THE EXERCISE => Each line that holds the word "МНИЦ" should be returned.
════════════════
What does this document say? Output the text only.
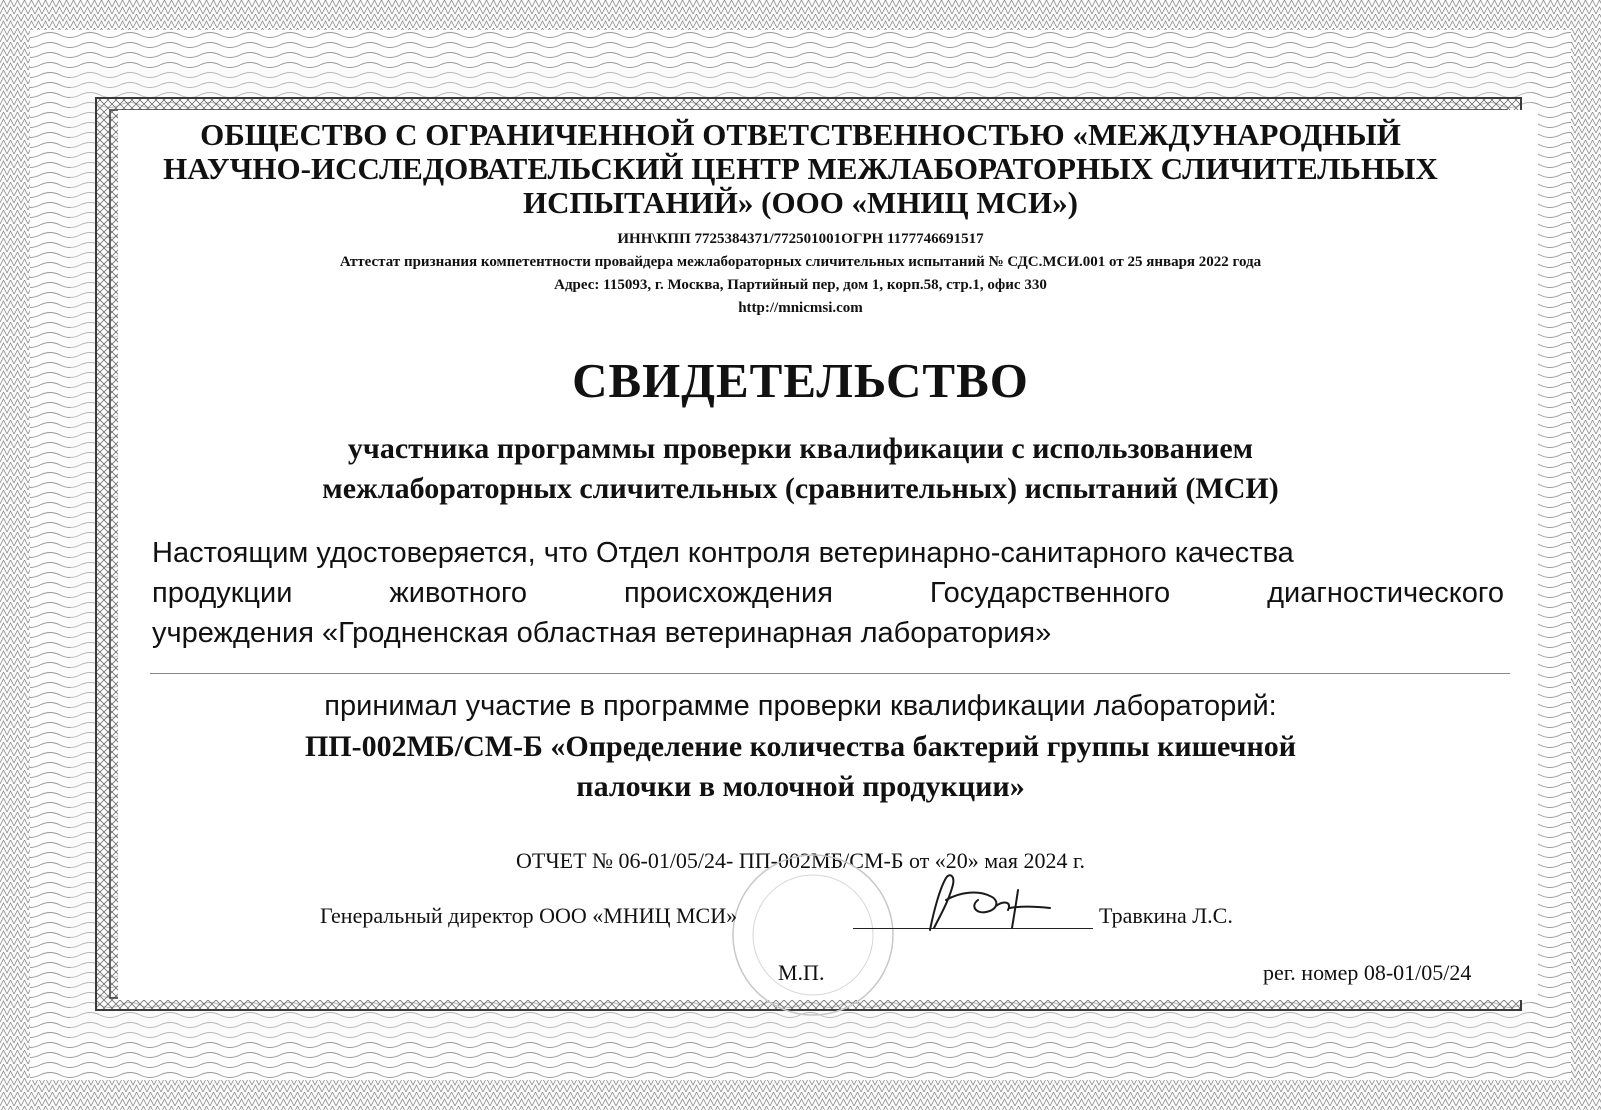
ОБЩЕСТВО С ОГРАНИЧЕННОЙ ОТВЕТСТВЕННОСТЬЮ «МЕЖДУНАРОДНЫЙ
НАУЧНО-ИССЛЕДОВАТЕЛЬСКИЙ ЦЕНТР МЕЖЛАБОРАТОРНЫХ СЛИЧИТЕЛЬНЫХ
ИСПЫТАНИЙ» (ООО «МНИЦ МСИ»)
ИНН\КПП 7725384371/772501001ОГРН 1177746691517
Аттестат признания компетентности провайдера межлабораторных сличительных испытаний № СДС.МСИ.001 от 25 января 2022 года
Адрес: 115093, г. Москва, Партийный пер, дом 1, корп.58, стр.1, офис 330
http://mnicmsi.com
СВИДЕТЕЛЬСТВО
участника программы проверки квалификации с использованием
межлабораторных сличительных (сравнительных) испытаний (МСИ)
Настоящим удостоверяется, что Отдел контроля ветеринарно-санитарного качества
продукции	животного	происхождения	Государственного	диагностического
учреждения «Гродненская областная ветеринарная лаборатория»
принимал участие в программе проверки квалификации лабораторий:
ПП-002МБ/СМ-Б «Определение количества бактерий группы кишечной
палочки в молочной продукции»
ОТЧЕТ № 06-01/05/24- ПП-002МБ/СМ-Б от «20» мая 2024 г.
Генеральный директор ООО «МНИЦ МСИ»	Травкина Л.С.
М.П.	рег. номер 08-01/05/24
════════════════
ANSWER IN FULL =>
ИСПЫТАНИЙ» (ООО «МНИЦ МСИ»)
Генеральный директор ООО «МНИЦ МСИ»	Травкина Л.С.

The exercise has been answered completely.